Exercise task: Copy every line of the items exactly as they appear, leaving out the pictures.
[Dataset start]
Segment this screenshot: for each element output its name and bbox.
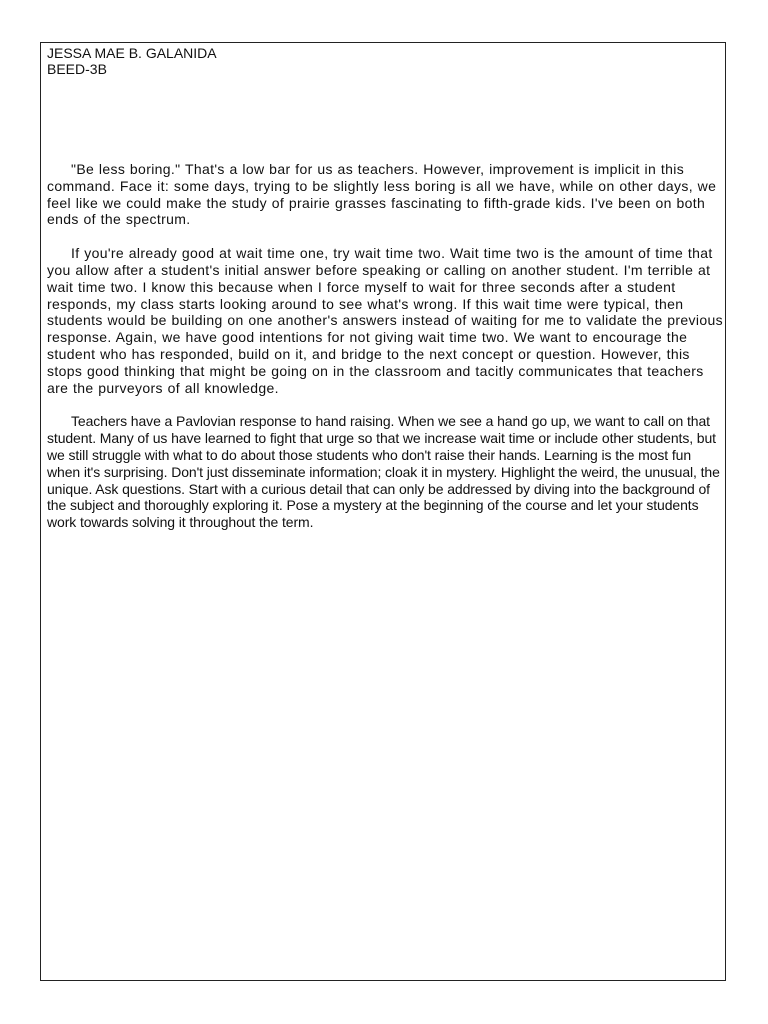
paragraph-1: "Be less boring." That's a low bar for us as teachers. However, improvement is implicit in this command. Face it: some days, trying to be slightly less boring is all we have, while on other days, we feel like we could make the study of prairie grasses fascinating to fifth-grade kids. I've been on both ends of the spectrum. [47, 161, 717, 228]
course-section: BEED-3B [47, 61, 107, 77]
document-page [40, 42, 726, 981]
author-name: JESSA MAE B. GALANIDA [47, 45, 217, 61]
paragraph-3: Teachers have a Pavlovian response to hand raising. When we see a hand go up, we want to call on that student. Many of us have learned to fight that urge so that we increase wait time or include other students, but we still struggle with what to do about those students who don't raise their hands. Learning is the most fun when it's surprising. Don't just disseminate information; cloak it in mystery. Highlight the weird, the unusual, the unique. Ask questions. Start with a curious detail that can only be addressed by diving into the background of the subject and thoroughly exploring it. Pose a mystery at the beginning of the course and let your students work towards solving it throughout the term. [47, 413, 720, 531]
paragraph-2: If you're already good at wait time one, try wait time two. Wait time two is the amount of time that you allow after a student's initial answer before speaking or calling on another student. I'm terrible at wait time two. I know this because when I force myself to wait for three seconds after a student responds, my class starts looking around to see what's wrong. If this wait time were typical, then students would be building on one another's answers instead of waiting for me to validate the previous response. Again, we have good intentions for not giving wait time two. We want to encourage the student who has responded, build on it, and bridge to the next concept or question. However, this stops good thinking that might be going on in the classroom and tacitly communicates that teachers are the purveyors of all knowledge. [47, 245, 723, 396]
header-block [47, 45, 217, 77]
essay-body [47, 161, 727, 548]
[Dataset end]
Exercise result:
Segment this screenshot: for each element output its name and bbox.
paragraph-1: "Be less boring." That's a low bar for us as teachers. However, improvement is implicit in this command. Face it: some days, trying to be slightly less boring is all we have, while on other days, we feel like we could make the study of prairie grasses fascinating to fifth-grade kids. I've been on both ends of the spectrum. [47, 161, 717, 228]
course-section: BEED-3B [47, 61, 107, 77]
document-page [40, 42, 726, 981]
author-name: JESSA MAE B. GALANIDA [47, 45, 217, 61]
paragraph-3: Teachers have a Pavlovian response to hand raising. When we see a hand go up, we want to call on that student. Many of us have learned to fight that urge so that we increase wait time or include other students, but we still struggle with what to do about those students who don't raise their hands. Learning is the most fun when it's surprising. Don't just disseminate information; cloak it in mystery. Highlight the weird, the unusual, the unique. Ask questions. Start with a curious detail that can only be addressed by diving into the background of the subject and thoroughly exploring it. Pose a mystery at the beginning of the course and let your students work towards solving it throughout the term. [47, 413, 720, 531]
paragraph-2: If you're already good at wait time one, try wait time two. Wait time two is the amount of time that you allow after a student's initial answer before speaking or calling on another student. I'm terrible at wait time two. I know this because when I force myself to wait for three seconds after a student responds, my class starts looking around to see what's wrong. If this wait time were typical, then students would be building on one another's answers instead of waiting for me to validate the previous response. Again, we have good intentions for not giving wait time two. We want to encourage the student who has responded, build on it, and bridge to the next concept or question. However, this stops good thinking that might be going on in the classroom and tacitly communicates that teachers are the purveyors of all knowledge. [47, 245, 723, 396]
header-block [47, 45, 217, 77]
essay-body [47, 161, 727, 548]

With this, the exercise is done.